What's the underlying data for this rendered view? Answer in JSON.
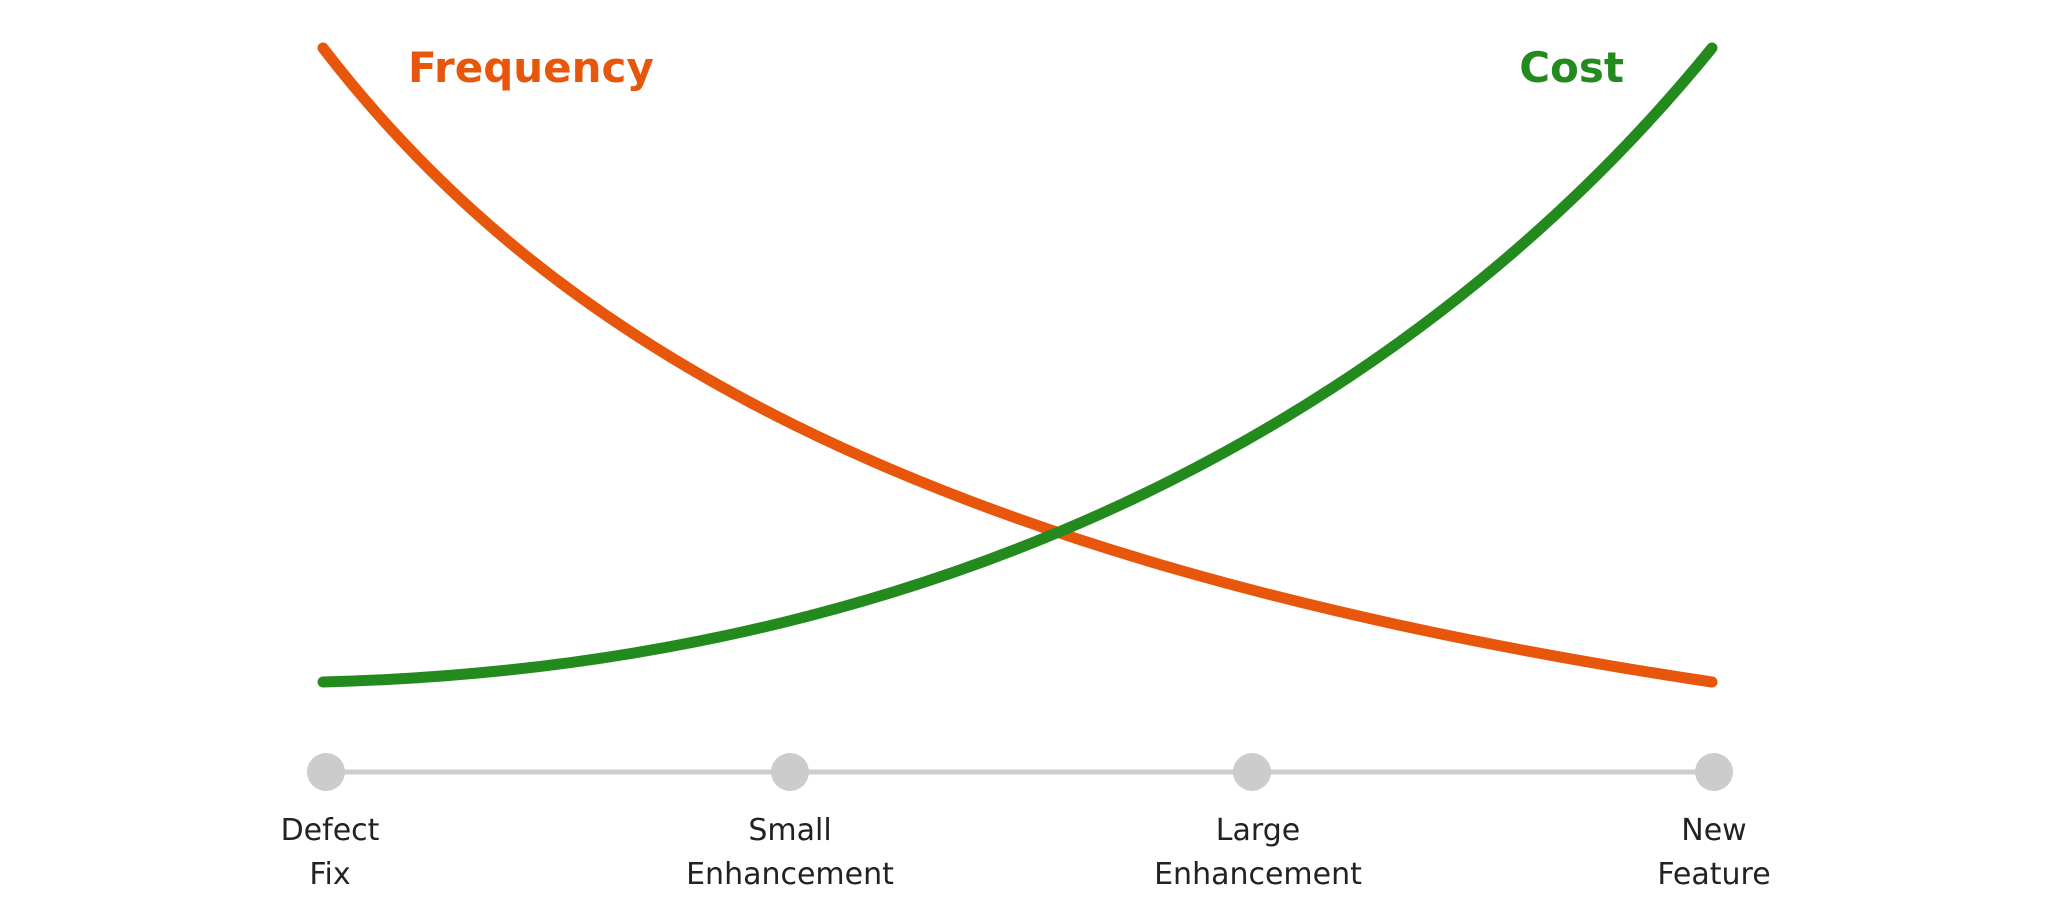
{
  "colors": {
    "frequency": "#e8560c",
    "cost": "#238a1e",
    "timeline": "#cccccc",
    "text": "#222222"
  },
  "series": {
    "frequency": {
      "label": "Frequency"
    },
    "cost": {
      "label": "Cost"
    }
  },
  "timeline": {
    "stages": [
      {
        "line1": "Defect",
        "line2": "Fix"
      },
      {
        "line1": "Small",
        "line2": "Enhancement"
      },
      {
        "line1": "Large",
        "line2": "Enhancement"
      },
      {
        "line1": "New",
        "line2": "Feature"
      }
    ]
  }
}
○ ○ ○ ○ ○ ○ ○
Objective
Transcribe the records verbatim and omit the images.

Result of this task
What's the underlying data for this rendered view? Answer in JSON.
{
  "colors": {
    "frequency": "#e8560c",
    "cost": "#238a1e",
    "timeline": "#cccccc",
    "text": "#222222"
  },
  "series": {
    "frequency": {
      "label": "Frequency"
    },
    "cost": {
      "label": "Cost"
    }
  },
  "timeline": {
    "stages": [
      {
        "line1": "Defect",
        "line2": "Fix"
      },
      {
        "line1": "Small",
        "line2": "Enhancement"
      },
      {
        "line1": "Large",
        "line2": "Enhancement"
      },
      {
        "line1": "New",
        "line2": "Feature"
      }
    ]
  }
}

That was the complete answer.